> What is expected
In the entries below, find every line with "numeración" and copy it.

(A run of records)
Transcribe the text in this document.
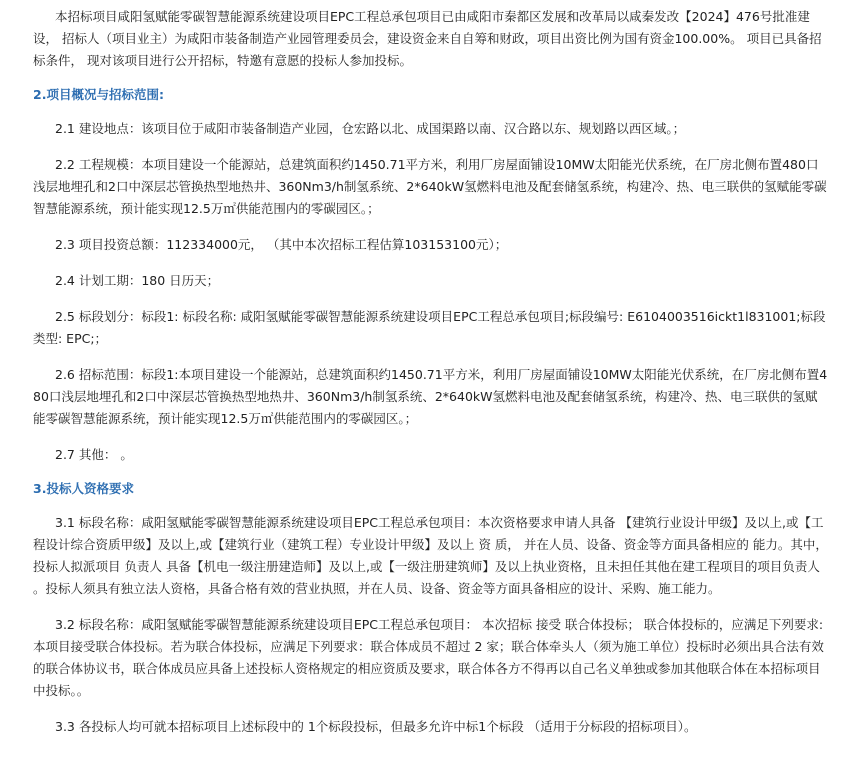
本招标项目咸阳氢赋能零碳智慧能源系统建设项目EPC工程总承包项目已由咸阳市秦都区发展和改革局以咸秦发改【2024】476号批准建设， 招标人（项目业主）为咸阳市装备制造产业园管理委员会，建设资金来自自筹和财政，项目出资比例为国有资金100.00%。 项目已具备招标条件， 现对该项目进行公开招标，特邀有意愿的投标人参加投标。

2.项目概况与招标范围:

2.1 建设地点：该项目位于咸阳市装备制造产业园，仓宏路以北、成国渠路以南、汉合路以东、规划路以西区域。；

2.2 工程规模：本项目建设一个能源站，总建筑面积约1450.71平方米，利用厂房屋面铺设10MW太阳能光伏系统，在厂房北侧布置480口浅层地埋孔和2口中深层芯管换热型地热井、360Nm3/h制氢系统、2*640kW氢燃料电池及配套储氢系统，构建冷、热、电三联供的氢赋能零碳智慧能源系统，预计能实现12.5万㎡供能范围内的零碳园区。；

2.3 项目投资总额：112334000元， （其中本次招标工程估算103153100元）；

2.4 计划工期：180 日历天；

2.5 标段划分：标段1: 标段名称: 咸阳氢赋能零碳智慧能源系统建设项目EPC工程总承包项目;标段编号: E6104003516ickt1l831001;标段类型: EPC;；

2.6 招标范围：标段1:本项目建设一个能源站，总建筑面积约1450.71平方米，利用厂房屋面铺设10MW太阳能光伏系统，在厂房北侧布置480口浅层地埋孔和2口中深层芯管换热型地热井、360Nm3/h制氢系统、2*640kW氢燃料电池及配套储氢系统，构建冷、热、电三联供的氢赋能零碳智慧能源系统，预计能实现12.5万㎡供能范围内的零碳园区。；

2.7 其他： 。

3.投标人资格要求

3.1 标段名称：咸阳氢赋能零碳智慧能源系统建设项目EPC工程总承包项目：本次资格要求申请人具备 【建筑行业设计甲级】及以上,或【工程设计综合资质甲级】及以上,或【建筑行业（建筑工程）专业设计甲级】及以上 资 质， 并在人员、设备、资金等方面具备相应的 能力。其中，投标人拟派项目 负责人 具备【机电一级注册建造师】及以上,或【一级注册建筑师】及以上执业资格，且未担任其他在建工程项目的项目负责人 。投标人须具有独立法人资格，具备合格有效的营业执照，并在人员、设备、资金等方面具备相应的设计、采购、施工能力。

3.2 标段名称：咸阳氢赋能零碳智慧能源系统建设项目EPC工程总承包项目： 本次招标 接受 联合体投标； 联合体投标的，应满足下列要求: 本项目接受联合体投标。若为联合体投标，应满足下列要求：联合体成员不超过 2 家；联合体牵头人（须为施工单位）投标时必须出具合法有效的联合体协议书，联合体成员应具备上述投标人资格规定的相应资质及要求，联合体各方不得再以自己名义单独或参加其他联合体在本招标项目中投标。。

3.3 各投标人均可就本招标项目上述标段中的 1个标段投标，但最多允许中标1个标段 （适用于分标段的招标项目）。
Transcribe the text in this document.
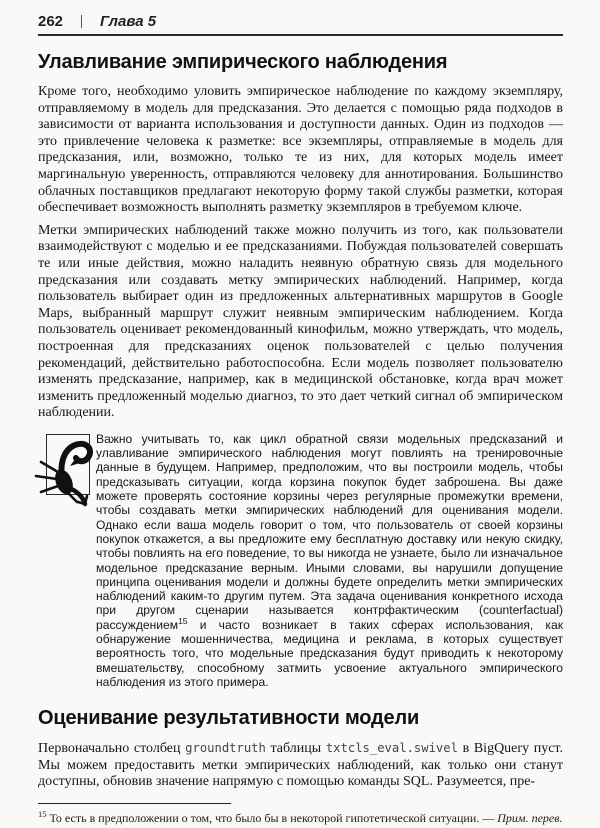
262 Глава 5
Улавливание эмпирического наблюдения

Кроме того, необходимо уловить эмпирическое наблюдение по каждому экземпляру, отправляемому в модель для предсказания. Это делается с помощью ряда подходов в зависимости от варианта использования и доступности данных. Один из подходов — это привлечение человека к разметке: все экземпляры, отправляемые в модель для предсказания, или, возможно, только те из них, для которых модель имеет маргинальную уверенность, отправляются человеку для аннотирования. Большинство облачных поставщиков предлагают некоторую форму такой службы разметки, которая обеспечивает возможность выполнять разметку экземпляров в требуемом ключе.

Метки эмпирических наблюдений также можно получить из того, как пользователи взаимодействуют с моделью и ее предсказаниями. Побуждая пользователей совершать те или иные действия, можно наладить неявную обратную связь для модельного предсказания или создавать метку эмпирических наблюдений. Например, когда пользователь выбирает один из предложенных альтернативных маршрутов в Google Maps, выбранный маршрут служит неявным эмпирическим наблюдением. Когда пользователь оценивает рекомендованный кинофильм, можно утверждать, что модель, построенная для предсказаниях оценок пользователей с целью получения рекомендаций, действительно работоспособна. Если модель позволяет пользователю изменять предсказание, например, как в медицинской обстановке, когда врач может изменить предложенный моделью диагноз, то это дает четкий сигнал об эмпирическом наблюдении.

Важно учитывать то, как цикл обратной связи модельных предсказаний и улавливание эмпирического наблюдения могут повлиять на тренировочные данные в будущем. Например, предположим, что вы построили модель, чтобы предсказывать ситуации, когда корзина покупок будет заброшена. Вы даже можете проверять состояние корзины через регулярные промежутки времени, чтобы создавать метки эмпирических наблюдений для оценивания модели. Однако если ваша модель говорит о том, что пользователь от своей корзины покупок откажется, а вы предложите ему бесплатную доставку или некую скидку, чтобы повлиять на его поведение, то вы никогда не узнаете, было ли изначальное модельное предсказание верным. Иными словами, вы нарушили допущение принципа оценивания модели и должны будете определить метки эмпирических наблюдений каким-то другим путем. Эта задача оценивания конкретного исхода при другом сценарии называется контрфактическим (counterfactual) рассуждением$^{15}$ и часто возникает в таких сферах использования, как обнаружение мошенничества, медицина и реклама, в которых существует вероятность того, что модельные предсказания будут приводить к некоторому вмешательству, способному затмить усвоение актуального эмпирического наблюдения из этого примера.
Оценивание результативности модели

Первоначально столбец groundtruth таблицы txtcls_eval.swivel в BigQuery пуст. Мы можем предоставить метки эмпирических наблюдений, как только они станут доступны, обновив значение напрямую с помощью команды SQL. Разумеется, пре-

$^{15}$ То есть в предположении о том, что было бы в некоторой гипотетической ситуации. — Прим. перев.
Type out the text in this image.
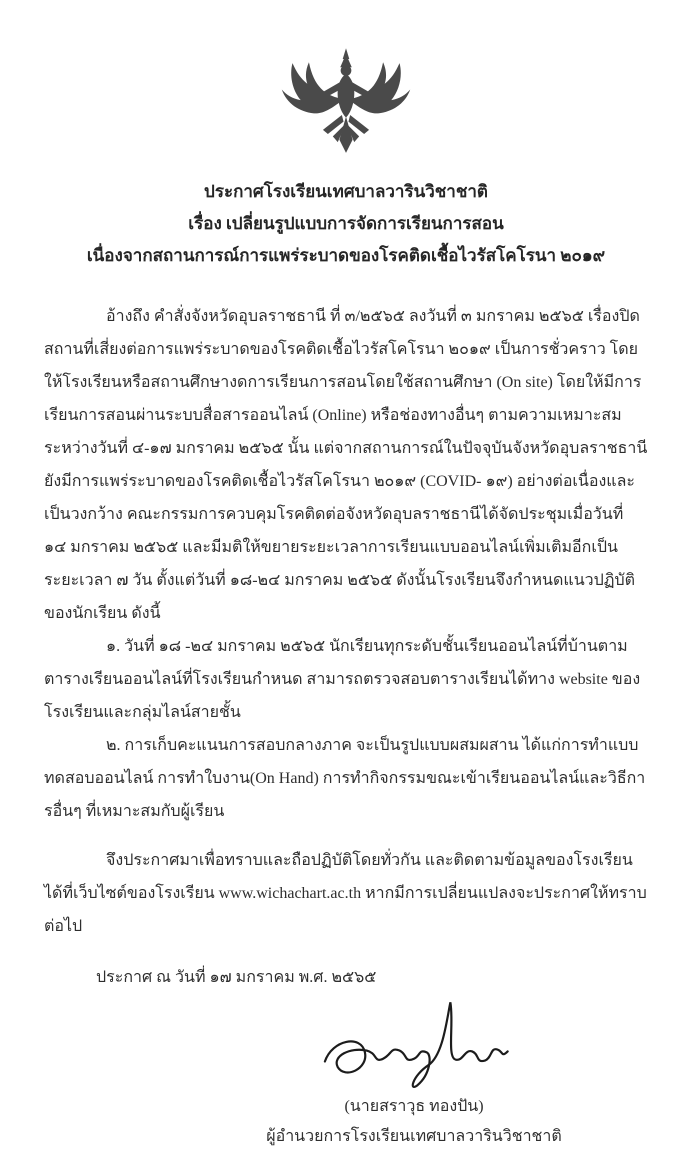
ประกาศโรงเรียนเทศบาลวารินวิชาชาติ
เรื่อง เปลี่ยนรูปแบบการจัดการเรียนการสอน
เนื่องจากสถานการณ์การแพร่ระบาดของโรคติดเชื้อไวรัสโคโรนา ๒๐๑๙
อ้างถึง คำสั่งจังหวัดอุบลราชธานี ที่ ๓/๒๕๖๕ ลงวันที่ ๓ มกราคม ๒๕๖๕ เรื่องปิดสถานที่เสี่ยงต่อการแพร่ระบาดของโรคติดเชื้อไวรัสโคโรนา ๒๐๑๙ เป็นการชั่วคราว โดยให้โรงเรียนหรือสถานศึกษางดการเรียนการสอนโดยใช้สถานศึกษา (On site) โดยให้มีการเรียนการสอนผ่านระบบสื่อสารออนไลน์ (Online) หรือช่องทางอื่นๆ ตามความเหมาะสมระหว่างวันที่ ๔-๑๗ มกราคม ๒๕๖๕ นั้น แต่จากสถานการณ์ในปัจจุบันจังหวัดอุบลราชธานียังมีการแพร่ระบาดของโรคติดเชื้อไวรัสโคโรนา ๒๐๑๙ (COVID- ๑๙) อย่างต่อเนื่องและเป็นวงกว้าง คณะกรรมการควบคุมโรคติดต่อจังหวัดอุบลราชธานีได้จัดประชุมเมื่อวันที่ ๑๔ มกราคม ๒๕๖๕ และมีมติให้ขยายระยะเวลาการเรียนแบบออนไลน์เพิ่มเติมอีกเป็นระยะเวลา ๗ วัน ตั้งแต่วันที่ ๑๘-๒๔ มกราคม ๒๕๖๕ ดังนั้นโรงเรียนจึงกำหนดแนวปฏิบัติของนักเรียน ดังนี้
๑. วันที่ ๑๘ -๒๔ มกราคม ๒๕๖๕ นักเรียนทุกระดับชั้นเรียนออนไลน์ที่บ้านตามตารางเรียนออนไลน์ที่โรงเรียนกำหนด สามารถตรวจสอบตารางเรียนได้ทาง website ของโรงเรียนและกลุ่มไลน์สายชั้น
๒. การเก็บคะแนนการสอบกลางภาค จะเป็นรูปแบบผสมผสาน ได้แก่การทำแบบทดสอบออนไลน์ การทำใบงาน(On Hand) การทำกิจกรรมขณะเข้าเรียนออนไลน์และวิธีการอื่นๆ ที่เหมาะสมกับผู้เรียน
จึงประกาศมาเพื่อทราบและถือปฏิบัติโดยทั่วกัน และติดตามข้อมูลของโรงเรียนได้ที่เว็บไซต์ของโรงเรียน www.wichachart.ac.th หากมีการเปลี่ยนแปลงจะประกาศให้ทราบต่อไป
ประกาศ ณ วันที่ ๑๗ มกราคม พ.ศ. ๒๕๖๕
(นายสราวุธ ทองปัน)
ผู้อำนวยการโรงเรียนเทศบาลวารินวิชาชาติ
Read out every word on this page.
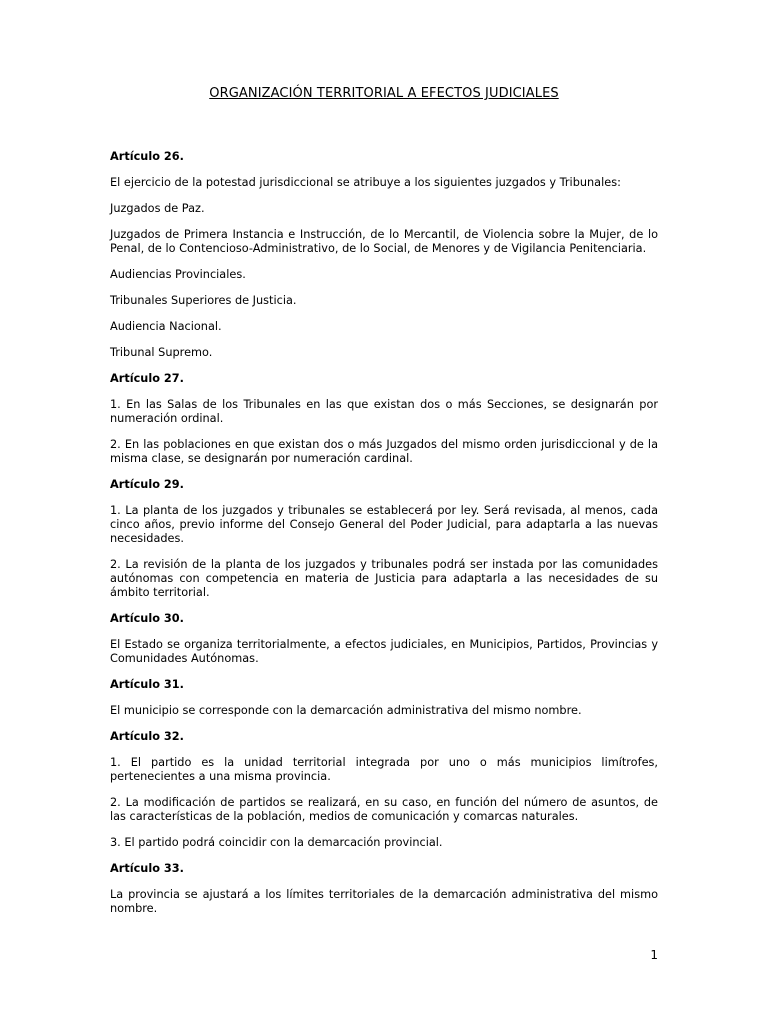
ORGANIZACIÓN TERRITORIAL A EFECTOS JUDICIALES

Artículo 26.

El ejercicio de la potestad jurisdiccional se atribuye a los siguientes juzgados y Tribunales:

Juzgados de Paz.

Juzgados de Primera Instancia e Instrucción, de lo Mercantil, de Violencia sobre la Mujer, de lo Penal, de lo Contencioso-Administrativo, de lo Social, de Menores y de Vigilancia Penitenciaria.

Audiencias Provinciales.

Tribunales Superiores de Justicia.

Audiencia Nacional.

Tribunal Supremo.

Artículo 27.

1. En las Salas de los Tribunales en las que existan dos o más Secciones, se designarán por numeración ordinal.

2. En las poblaciones en que existan dos o más Juzgados del mismo orden jurisdiccional y de la misma clase, se designarán por numeración cardinal.

Artículo 29.

1. La planta de los juzgados y tribunales se establecerá por ley. Será revisada, al menos, cada cinco años, previo informe del Consejo General del Poder Judicial, para adaptarla a las nuevas necesidades.

2. La revisión de la planta de los juzgados y tribunales podrá ser instada por las comunidades autónomas con competencia en materia de Justicia para adaptarla a las necesidades de su ámbito territorial.

Artículo 30.

El Estado se organiza territorialmente, a efectos judiciales, en Municipios, Partidos, Provincias y Comunidades Autónomas.

Artículo 31.

El municipio se corresponde con la demarcación administrativa del mismo nombre.

Artículo 32.

1. El partido es la unidad territorial integrada por uno o más municipios limítrofes, pertenecientes a una misma provincia.

2. La modificación de partidos se realizará, en su caso, en función del número de asuntos, de las características de la población, medios de comunicación y comarcas naturales.

3. El partido podrá coincidir con la demarcación provincial.

Artículo 33.

La provincia se ajustará a los límites territoriales de la demarcación administrativa del mismo nombre.

1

> Result for this exercise
1. En las Salas de los Tribunales en las que existan dos o más Secciones, se designarán por numeración ordinal.
2. En las poblaciones en que existan dos o más Juzgados del mismo orden jurisdiccional y de la misma clase, se designarán por numeración cardinal.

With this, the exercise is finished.